> Short exercise
In the material below, find how many lines contain the string "median". Write only that number.

Part of a data file:
________
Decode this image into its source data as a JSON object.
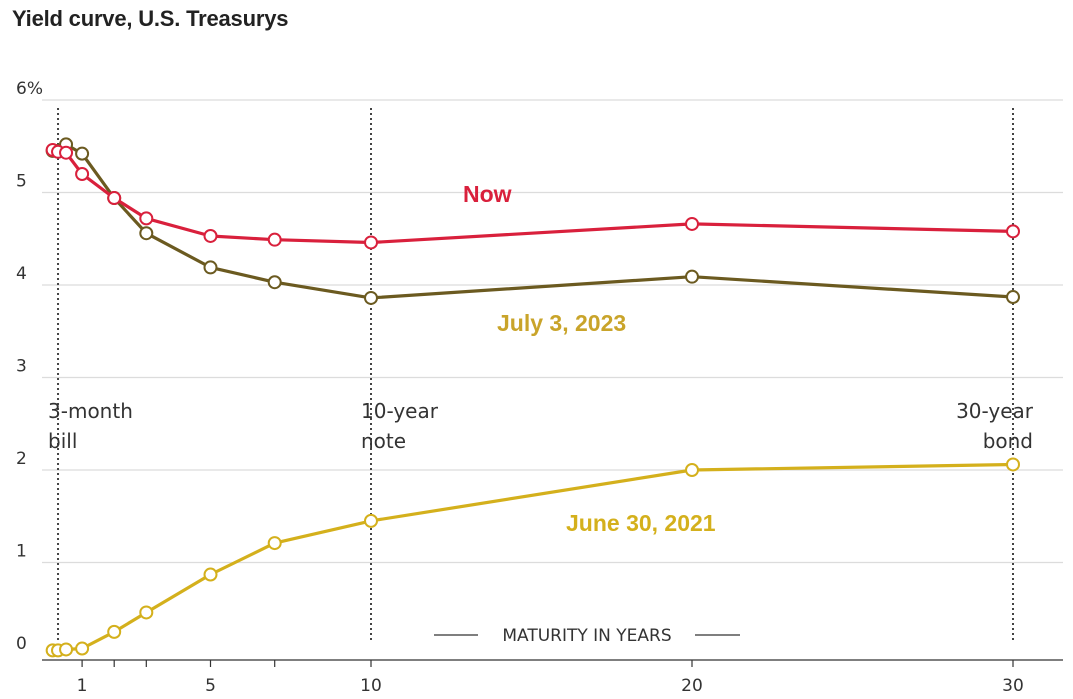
{
  "chart_data": {
    "type": "line",
    "title": "Yield curve, U.S. Treasurys",
    "xlabel": "MATURITY IN YEARS",
    "ylabel": "",
    "xlim": [
      0,
      31
    ],
    "ylim": [
      0,
      6
    ],
    "y_ticks": [
      {
        "value": 0,
        "label": "0"
      },
      {
        "value": 1,
        "label": "1"
      },
      {
        "value": 2,
        "label": "2"
      },
      {
        "value": 3,
        "label": "3"
      },
      {
        "value": 4,
        "label": "4"
      },
      {
        "value": 5,
        "label": "5"
      },
      {
        "value": 6,
        "label": "6%"
      }
    ],
    "x_ticks": [
      {
        "value": 1,
        "label": "1"
      },
      {
        "value": 2,
        "label": ""
      },
      {
        "value": 3,
        "label": ""
      },
      {
        "value": 5,
        "label": "5"
      },
      {
        "value": 7,
        "label": ""
      },
      {
        "value": 10,
        "label": "10"
      },
      {
        "value": 20,
        "label": "20"
      },
      {
        "value": 30,
        "label": "30"
      }
    ],
    "reference_lines": [
      {
        "x": 0.25,
        "line1": "3-month",
        "line2": "bill",
        "align": "left"
      },
      {
        "x": 10,
        "line1": "10-year",
        "line2": "note",
        "align": "left"
      },
      {
        "x": 30,
        "line1": "30-year",
        "line2": "bond",
        "align": "right"
      }
    ],
    "grid": true,
    "series": [
      {
        "name": "June 30, 2021",
        "color": "#d4b01c",
        "x": [
          0.083,
          0.25,
          0.5,
          1,
          2,
          3,
          5,
          7,
          10,
          20,
          30
        ],
        "values": [
          0.05,
          0.05,
          0.06,
          0.07,
          0.25,
          0.46,
          0.87,
          1.21,
          1.45,
          2.0,
          2.06
        ]
      },
      {
        "name": "July 3, 2023",
        "color": "#6b5a20",
        "label_color": "#c9a42a",
        "x": [
          0.083,
          0.25,
          0.5,
          1,
          2,
          3,
          5,
          7,
          10,
          20,
          30
        ],
        "values": [
          5.45,
          5.45,
          5.52,
          5.42,
          4.94,
          4.56,
          4.19,
          4.03,
          3.86,
          4.09,
          3.87
        ]
      },
      {
        "name": "Now",
        "color": "#d9203c",
        "x": [
          0.083,
          0.25,
          0.5,
          1,
          2,
          3,
          5,
          7,
          10,
          20,
          30
        ],
        "values": [
          5.46,
          5.44,
          5.43,
          5.2,
          4.94,
          4.72,
          4.53,
          4.49,
          4.46,
          4.66,
          4.58
        ]
      }
    ]
  }
}
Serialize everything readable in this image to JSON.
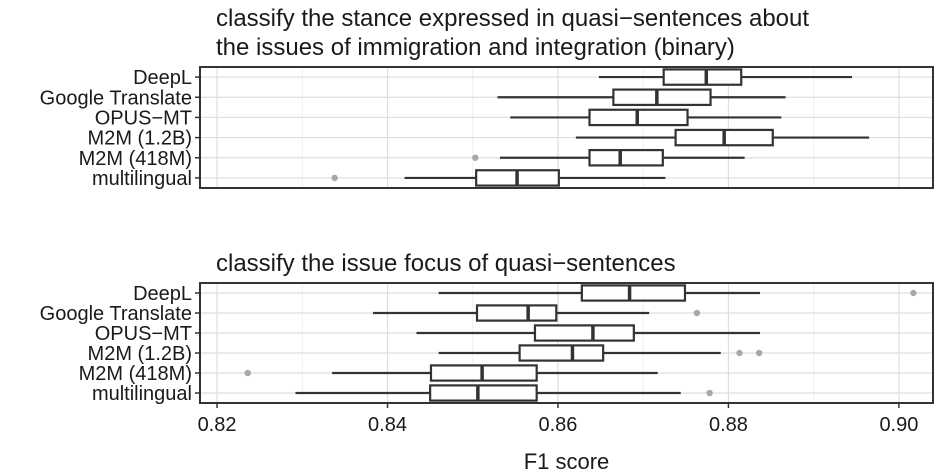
{
  "chart_data": [
    {
      "type": "boxplot",
      "orientation": "horizontal",
      "title": "classify the stance expressed in quasi−sentences about\nthe issues of immigration and integration (binary)",
      "xlabel": "",
      "xlim": [
        0.818,
        0.904
      ],
      "grid": true,
      "categories": [
        "DeepL",
        "Google Translate",
        "OPUS−MT",
        "M2M (1.2B)",
        "M2M (418M)",
        "multilingual"
      ],
      "boxes": [
        {
          "min": 0.8648,
          "q1": 0.8724,
          "median": 0.8774,
          "q3": 0.8815,
          "max": 0.8945,
          "outliers": []
        },
        {
          "min": 0.8529,
          "q1": 0.8665,
          "median": 0.8716,
          "q3": 0.8779,
          "max": 0.8867,
          "outliers": []
        },
        {
          "min": 0.8544,
          "q1": 0.8637,
          "median": 0.8693,
          "q3": 0.8752,
          "max": 0.8862,
          "outliers": []
        },
        {
          "min": 0.8621,
          "q1": 0.8738,
          "median": 0.8795,
          "q3": 0.8852,
          "max": 0.8965,
          "outliers": []
        },
        {
          "min": 0.8532,
          "q1": 0.8637,
          "median": 0.8673,
          "q3": 0.8723,
          "max": 0.8819,
          "outliers": [
            0.8503
          ]
        },
        {
          "min": 0.842,
          "q1": 0.8504,
          "median": 0.8552,
          "q3": 0.8601,
          "max": 0.8726,
          "outliers": [
            0.8338
          ]
        }
      ]
    },
    {
      "type": "boxplot",
      "orientation": "horizontal",
      "title": "classify the issue focus of quasi−sentences",
      "xlabel": "F1 score",
      "xlim": [
        0.818,
        0.904
      ],
      "grid": true,
      "xticks": [
        "0.82",
        "0.84",
        "0.86",
        "0.88",
        "0.90"
      ],
      "categories": [
        "DeepL",
        "Google Translate",
        "OPUS−MT",
        "M2M (1.2B)",
        "M2M (418M)",
        "multilingual"
      ],
      "boxes": [
        {
          "min": 0.846,
          "q1": 0.8628,
          "median": 0.8684,
          "q3": 0.8749,
          "max": 0.8837,
          "outliers": [
            0.9017
          ]
        },
        {
          "min": 0.8383,
          "q1": 0.8505,
          "median": 0.8565,
          "q3": 0.8598,
          "max": 0.8707,
          "outliers": [
            0.8763
          ]
        },
        {
          "min": 0.8434,
          "q1": 0.8573,
          "median": 0.8641,
          "q3": 0.8689,
          "max": 0.8837,
          "outliers": []
        },
        {
          "min": 0.846,
          "q1": 0.8555,
          "median": 0.8617,
          "q3": 0.8653,
          "max": 0.8791,
          "outliers": [
            0.8813,
            0.8836
          ]
        },
        {
          "min": 0.8335,
          "q1": 0.8451,
          "median": 0.8511,
          "q3": 0.8575,
          "max": 0.8717,
          "outliers": [
            0.8236
          ]
        },
        {
          "min": 0.8292,
          "q1": 0.845,
          "median": 0.8506,
          "q3": 0.8575,
          "max": 0.8744,
          "outliers": [
            0.8778
          ]
        }
      ]
    }
  ]
}
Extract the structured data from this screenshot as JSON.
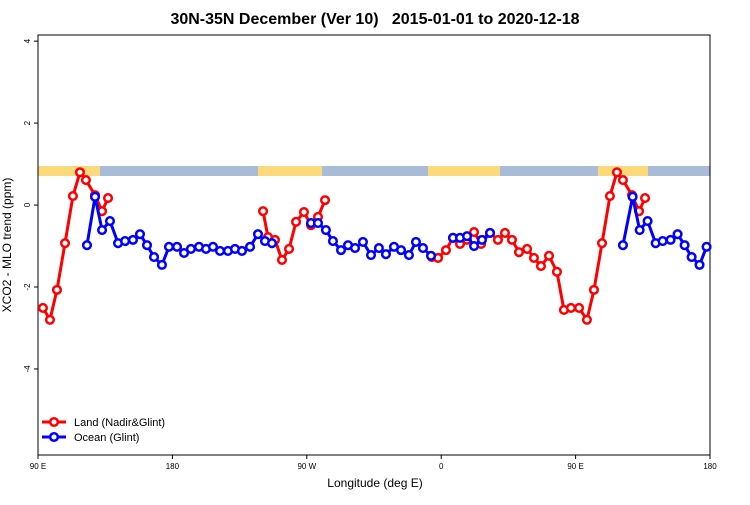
{
  "chart_data": {
    "type": "line",
    "title": "30N-35N December (Ver 10)   2015-01-01 to 2020-12-18",
    "x_label": "Longitude (deg E)",
    "y_label": "XCO2 - MLO trend (ppm)",
    "xlim": [
      90,
      540
    ],
    "xticks": [
      {
        "value": 90,
        "label": "90 E"
      },
      {
        "value": 180,
        "label": "180"
      },
      {
        "value": 270,
        "label": "90 W"
      },
      {
        "value": 360,
        "label": "0"
      },
      {
        "value": 450,
        "label": "90 E"
      },
      {
        "value": 540,
        "label": "180"
      }
    ],
    "ylim": [
      -6.1,
      4.15
    ],
    "yticks": [
      -4,
      -2,
      0,
      2,
      4
    ],
    "legend": "lower left",
    "series": [
      {
        "name": "Land (Nadir&Glint)",
        "color": "#ff0000",
        "x": [
          93.3,
          98.0,
          102.7,
          108.1,
          113.4,
          118.1,
          122.1,
          128.2,
          132.9,
          136.9,
          null,
          240.7,
          244.0,
          248.7,
          253.4,
          258.1,
          262.8,
          268.1,
          272.8,
          277.5,
          282.2,
          null,
          353.8,
          357.9,
          363.2,
          367.9,
          372.6,
          377.3,
          382.0,
          386.7,
          392.7,
          398.0,
          402.7,
          407.4,
          412.1,
          417.5,
          422.1,
          426.8,
          432.2,
          437.5,
          442.2,
          446.9,
          452.3,
          457.6,
          462.3,
          467.7,
          473.0,
          477.7,
          481.7,
          487.8,
          492.5,
          496.5
        ],
        "values": [
          -2.51,
          -2.8,
          -2.07,
          -0.93,
          0.22,
          0.8,
          0.61,
          0.24,
          -0.15,
          0.17,
          null,
          -0.15,
          -0.78,
          -0.85,
          -1.34,
          -1.07,
          -0.41,
          -0.17,
          -0.49,
          -0.29,
          0.12,
          null,
          -1.27,
          -1.29,
          -1.1,
          -0.8,
          -0.95,
          -0.85,
          -0.66,
          -0.95,
          -0.68,
          -0.85,
          -0.68,
          -0.85,
          -1.15,
          -1.07,
          -1.29,
          -1.49,
          -1.24,
          -1.63,
          -2.56,
          -2.51,
          -2.51,
          -2.8,
          -2.07,
          -0.93,
          0.22,
          0.8,
          0.61,
          0.24,
          -0.15,
          0.17
        ]
      },
      {
        "name": "Ocean (Glint)",
        "color": "#0000ff",
        "x": [
          122.8,
          128.2,
          132.9,
          138.2,
          143.6,
          148.3,
          153.6,
          158.3,
          163.0,
          167.7,
          173.0,
          177.7,
          183.1,
          187.8,
          192.4,
          197.8,
          202.5,
          207.2,
          211.9,
          217.2,
          221.9,
          226.6,
          232.0,
          237.3,
          242.0,
          246.7,
          null,
          272.8,
          277.5,
          282.8,
          287.5,
          292.9,
          297.6,
          302.3,
          307.6,
          313.0,
          318.3,
          323.0,
          328.4,
          333.1,
          338.4,
          343.1,
          347.8,
          353.2,
          null,
          367.9,
          372.6,
          377.3,
          382.0,
          387.3,
          392.7,
          null,
          481.7,
          488.2,
          492.9,
          498.2,
          503.6,
          508.3,
          513.6,
          518.3,
          523.0,
          527.7,
          533.0,
          537.7
        ],
        "values": [
          -0.98,
          0.2,
          -0.61,
          -0.39,
          -0.93,
          -0.88,
          -0.85,
          -0.71,
          -0.98,
          -1.27,
          -1.46,
          -1.02,
          -1.02,
          -1.17,
          -1.07,
          -1.02,
          -1.07,
          -1.02,
          -1.12,
          -1.12,
          -1.07,
          -1.12,
          -1.02,
          -0.71,
          -0.88,
          -0.93,
          null,
          -0.44,
          -0.44,
          -0.61,
          -0.88,
          -1.1,
          -0.98,
          -1.05,
          -0.9,
          -1.22,
          -1.05,
          -1.2,
          -1.02,
          -1.1,
          -1.22,
          -0.9,
          -1.05,
          -1.24,
          null,
          -0.8,
          -0.8,
          -0.76,
          -1.0,
          -0.85,
          -0.68,
          null,
          -0.98,
          0.2,
          -0.61,
          -0.39,
          -0.93,
          -0.88,
          -0.85,
          -0.71,
          -0.98,
          -1.27,
          -1.46,
          -1.02
        ]
      }
    ]
  }
}
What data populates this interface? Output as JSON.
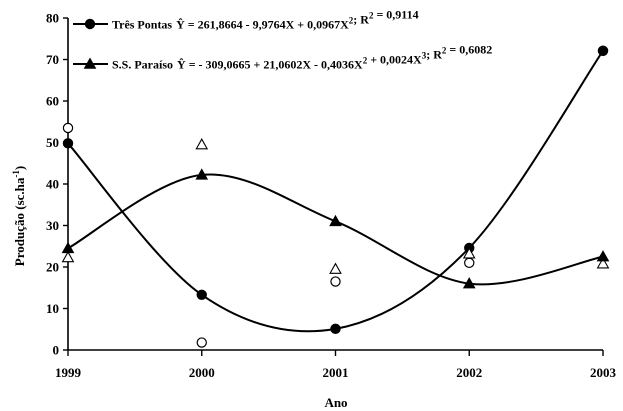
{
  "chart_data": {
    "type": "line",
    "xlabel": "Ano",
    "ylabel": "Produção (sc.ha-1)",
    "ylabel_parts": {
      "base": "Produção (sc.ha",
      "sup": "-1",
      "close": ")"
    },
    "categories": [
      "1999",
      "2000",
      "2001",
      "2002",
      "2003"
    ],
    "ylim": [
      0,
      80
    ],
    "yticks": [
      "0",
      "10",
      "20",
      "30",
      "40",
      "50",
      "60",
      "70",
      "80"
    ],
    "grid": false,
    "legend_position": "top-left",
    "series": [
      {
        "name": "Três Pontas",
        "marker": "circle",
        "fitted": [
          49.8,
          13.3,
          5.1,
          24.6,
          72.1
        ],
        "observed": [
          53.5,
          1.8,
          16.5,
          21.0,
          72.1
        ],
        "equation": {
          "prefix": "Ŷ",
          "parts": [
            {
              "t": " = 261,8664 - 9,9764X + 0,0967X"
            },
            {
              "sup": "2"
            },
            {
              "t": "; R"
            },
            {
              "sup": "2"
            },
            {
              "t": " = 0,9114"
            }
          ]
        }
      },
      {
        "name": "S.S. Paraíso",
        "marker": "triangle",
        "fitted": [
          24.5,
          42.2,
          31.0,
          16.0,
          22.5
        ],
        "observed": [
          22.3,
          49.5,
          19.5,
          23.2,
          20.8
        ],
        "equation": {
          "prefix": "Ŷ",
          "parts": [
            {
              "t": " =  - 309,0665 + 21,0602X - 0,4036X"
            },
            {
              "sup": "2"
            },
            {
              "t": " + 0,0024X"
            },
            {
              "sup": "3"
            },
            {
              "t": "; R"
            },
            {
              "sup": "2"
            },
            {
              "t": " = 0,6082"
            }
          ]
        }
      }
    ]
  },
  "colors": {
    "line": "#000000",
    "background": "#ffffff"
  }
}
________
> Solution below
12